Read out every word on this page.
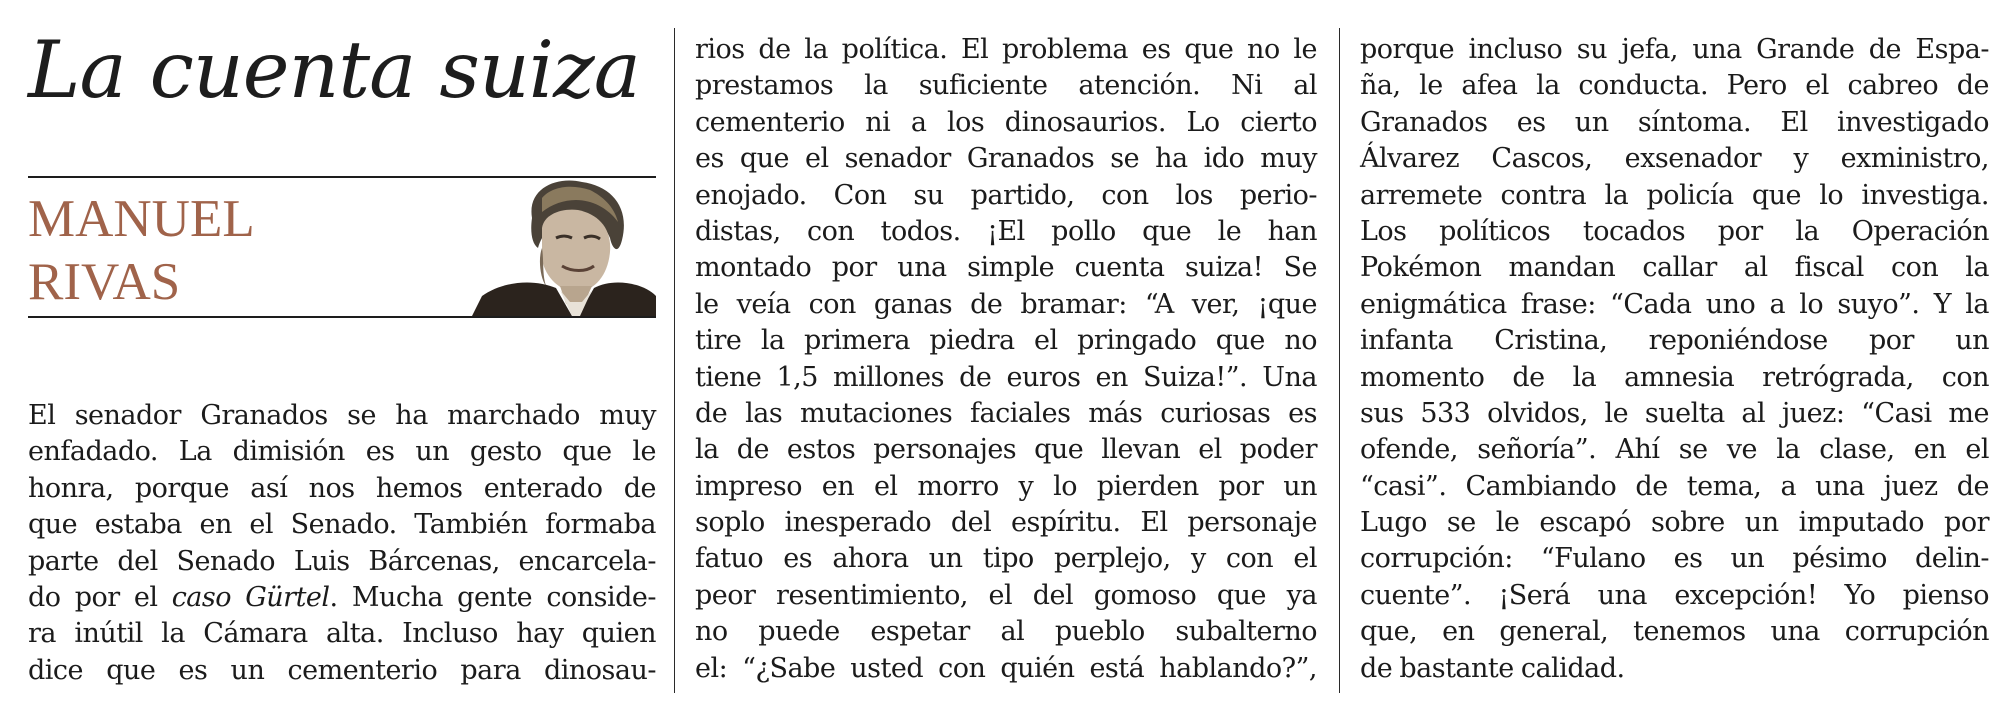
La cuenta suiza
MANUEL
RIVAS

El senador Granados se ha marchado muy
enfadado. La dimisión es un gesto que le
honra, porque así nos hemos enterado de
que estaba en el Senado. También formaba
parte del Senado Luis Bárcenas, encarcela-
do por el caso Gürtel. Mucha gente conside-
ra inútil la Cámara alta. Incluso hay quien
dice que es un cementerio para dinosau-

rios de la política. El problema es que no le
prestamos la suficiente atención. Ni al
cementerio ni a los dinosaurios. Lo cierto
es que el senador Granados se ha ido muy
enojado. Con su partido, con los perio-
distas, con todos. ¡El pollo que le han
montado por una simple cuenta suiza! Se
le veía con ganas de bramar: “A ver, ¡que
tire la primera piedra el pringado que no
tiene 1,5 millones de euros en Suiza!”. Una
de las mutaciones faciales más curiosas es
la de estos personajes que llevan el poder
impreso en el morro y lo pierden por un
soplo inesperado del espíritu. El personaje
fatuo es ahora un tipo perplejo, y con el
peor resentimiento, el del gomoso que ya
no puede espetar al pueblo subalterno
el: “¿Sabe usted con quién está hablando?”,

porque incluso su jefa, una Grande de Espa-
ña, le afea la conducta. Pero el cabreo de
Granados es un síntoma. El investigado
Álvarez Cascos, exsenador y exministro,
arremete contra la policía que lo investiga.
Los políticos tocados por la Operación
Pokémon mandan callar al fiscal con la
enigmática frase: “Cada uno a lo suyo”. Y la
infanta Cristina, reponiéndose por un
momento de la amnesia retrógrada, con
sus 533 olvidos, le suelta al juez: “Casi me
ofende, señoría”. Ahí se ve la clase, en el
“casi”. Cambiando de tema, a una juez de
Lugo se le escapó sobre un imputado por
corrupción: “Fulano es un pésimo delin-
cuente”. ¡Será una excepción! Yo pienso
que, en general, tenemos una corrupción
de bastante calidad.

══════════

> [EXERCISE PROMPT] Every line is to be duplicated exactly, though pictures stay out.

> [SOLUTION]
Read out every word on this page.
La cuenta suiza
MANUEL
RIVAS

El senador Granados se ha marchado muy
enfadado. La dimisión es un gesto que le
honra, porque así nos hemos enterado de
que estaba en el Senado. También formaba
parte del Senado Luis Bárcenas, encarcela-
do por el caso Gürtel. Mucha gente conside-
ra inútil la Cámara alta. Incluso hay quien
dice que es un cementerio para dinosau-

rios de la política. El problema es que no le
prestamos la suficiente atención. Ni al
cementerio ni a los dinosaurios. Lo cierto
es que el senador Granados se ha ido muy
enojado. Con su partido, con los perio-
distas, con todos. ¡El pollo que le han
montado por una simple cuenta suiza! Se
le veía con ganas de bramar: “A ver, ¡que
tire la primera piedra el pringado que no
tiene 1,5 millones de euros en Suiza!”. Una
de las mutaciones faciales más curiosas es
la de estos personajes que llevan el poder
impreso en el morro y lo pierden por un
soplo inesperado del espíritu. El personaje
fatuo es ahora un tipo perplejo, y con el
peor resentimiento, el del gomoso que ya
no puede espetar al pueblo subalterno
el: “¿Sabe usted con quién está hablando?”,

porque incluso su jefa, una Grande de Espa-
ña, le afea la conducta. Pero el cabreo de
Granados es un síntoma. El investigado
Álvarez Cascos, exsenador y exministro,
arremete contra la policía que lo investiga.
Los políticos tocados por la Operación
Pokémon mandan callar al fiscal con la
enigmática frase: “Cada uno a lo suyo”. Y la
infanta Cristina, reponiéndose por un
momento de la amnesia retrógrada, con
sus 533 olvidos, le suelta al juez: “Casi me
ofende, señoría”. Ahí se ve la clase, en el
“casi”. Cambiando de tema, a una juez de
Lugo se le escapó sobre un imputado por
corrupción: “Fulano es un pésimo delin-
cuente”. ¡Será una excepción! Yo pienso
que, en general, tenemos una corrupción
de bastante calidad.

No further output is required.